§ Extrait du document:
========

— Par Serge Letchimy, président du conseil exécutif de la Collectivité territoriale de Martinique —
Nous n’allons pas trahir notre histoire. Nous referons confiance à nos députés sortants qui ont déjà démontré tout au cours des années de leur mandature qu’ils ont à cœur de promouvoir notre Martinique. Jean Abrosi Ensemble, élevons nos voix contre l’intolérance, la haine, la division et l’injustice. Soutenons des politiques qui favorisent l’égalité, le mutualisme, le social, la solidarité, le respect des peuples, le respect de la dignité humaine dans le respect absolu du vivant. C’est ainsi que nous nous respecterons nous-mêmes. Serge Letchimy
Aujourd’hui, je vous parle avec le cœur brulé, la bouche amère.
Nous, gens des Antilles — descendants de peuples amérindiens génocidés, fils d’Africains déportés dans les enfers esclavagistes, fils aussi de ces hommes, de ces femmes, arrachés à l’Inde, à la Chine, à la Palestine, à la Syrie ou au Liban, dans des conditions barbares — nous avons traversé des siècles de souffrances, de luttes incessantes mais aussi d’héroïsmes entêtés et de résiliences marronnes.

========

§ Consigne:
Pour chacune des affirmations suivantes, répondez par oui ou par non selon qu’elle s’accorde ou non avec l’extrait, et citez les mots de l’extrait qui tranchent. (a) Parmi les ancêtres des gens des Antilles figurent des hommes et des femmes arrachés à la Chine. (b) Serge Letchimy est présenté comme président du conseil exécutif de la Collectivité territoriale de Guadeloupe. (c) La phrase qui commence par « Aujourd’hui, je vous parle » évoque un cœur léger.

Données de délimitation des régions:

========

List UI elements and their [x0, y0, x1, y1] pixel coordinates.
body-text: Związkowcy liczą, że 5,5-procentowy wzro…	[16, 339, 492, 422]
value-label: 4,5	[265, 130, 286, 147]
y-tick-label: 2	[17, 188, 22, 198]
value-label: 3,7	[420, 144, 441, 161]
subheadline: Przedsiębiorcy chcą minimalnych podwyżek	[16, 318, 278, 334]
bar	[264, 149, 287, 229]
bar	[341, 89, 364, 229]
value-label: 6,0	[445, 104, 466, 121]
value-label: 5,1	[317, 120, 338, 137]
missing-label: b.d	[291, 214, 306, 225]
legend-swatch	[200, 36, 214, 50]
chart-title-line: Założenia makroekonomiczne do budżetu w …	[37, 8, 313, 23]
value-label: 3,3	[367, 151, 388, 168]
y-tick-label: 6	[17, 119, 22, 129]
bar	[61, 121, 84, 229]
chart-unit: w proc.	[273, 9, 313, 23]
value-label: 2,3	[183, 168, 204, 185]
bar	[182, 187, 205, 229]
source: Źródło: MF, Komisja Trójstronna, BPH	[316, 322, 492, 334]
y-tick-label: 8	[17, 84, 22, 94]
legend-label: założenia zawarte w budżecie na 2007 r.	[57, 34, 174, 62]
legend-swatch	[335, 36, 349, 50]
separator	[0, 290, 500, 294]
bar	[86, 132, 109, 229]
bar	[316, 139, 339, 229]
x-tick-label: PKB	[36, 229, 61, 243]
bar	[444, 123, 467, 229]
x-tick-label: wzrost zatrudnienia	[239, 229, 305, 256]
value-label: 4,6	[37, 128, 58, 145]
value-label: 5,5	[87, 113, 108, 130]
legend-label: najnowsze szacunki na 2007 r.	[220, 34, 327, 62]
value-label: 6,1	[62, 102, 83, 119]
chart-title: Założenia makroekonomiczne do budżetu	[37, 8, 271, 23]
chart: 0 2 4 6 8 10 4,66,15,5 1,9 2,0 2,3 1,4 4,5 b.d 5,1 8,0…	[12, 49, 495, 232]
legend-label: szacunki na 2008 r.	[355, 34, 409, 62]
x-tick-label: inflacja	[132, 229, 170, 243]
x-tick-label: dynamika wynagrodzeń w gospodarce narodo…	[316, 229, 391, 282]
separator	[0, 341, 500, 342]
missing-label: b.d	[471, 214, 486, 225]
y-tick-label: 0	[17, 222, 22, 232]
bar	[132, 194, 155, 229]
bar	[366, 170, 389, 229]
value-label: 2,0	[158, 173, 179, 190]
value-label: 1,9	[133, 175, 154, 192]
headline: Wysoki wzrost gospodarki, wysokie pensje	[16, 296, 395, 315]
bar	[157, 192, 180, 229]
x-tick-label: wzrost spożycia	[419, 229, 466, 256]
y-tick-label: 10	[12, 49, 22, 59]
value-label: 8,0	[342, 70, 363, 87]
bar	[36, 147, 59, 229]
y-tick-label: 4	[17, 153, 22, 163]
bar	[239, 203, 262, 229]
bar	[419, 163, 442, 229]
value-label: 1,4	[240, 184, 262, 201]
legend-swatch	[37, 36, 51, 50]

========

§ Réponse commentée:
(a) Oui : « arrachés à l’Inde, à la Chine, à la Palestine, à la Syrie ou au Liban ».
(b) Non : « président du conseil exécutif de la Collectivité territoriale de Martinique ».
(c) Non : « avec le cœur brulé, la bouche amère ».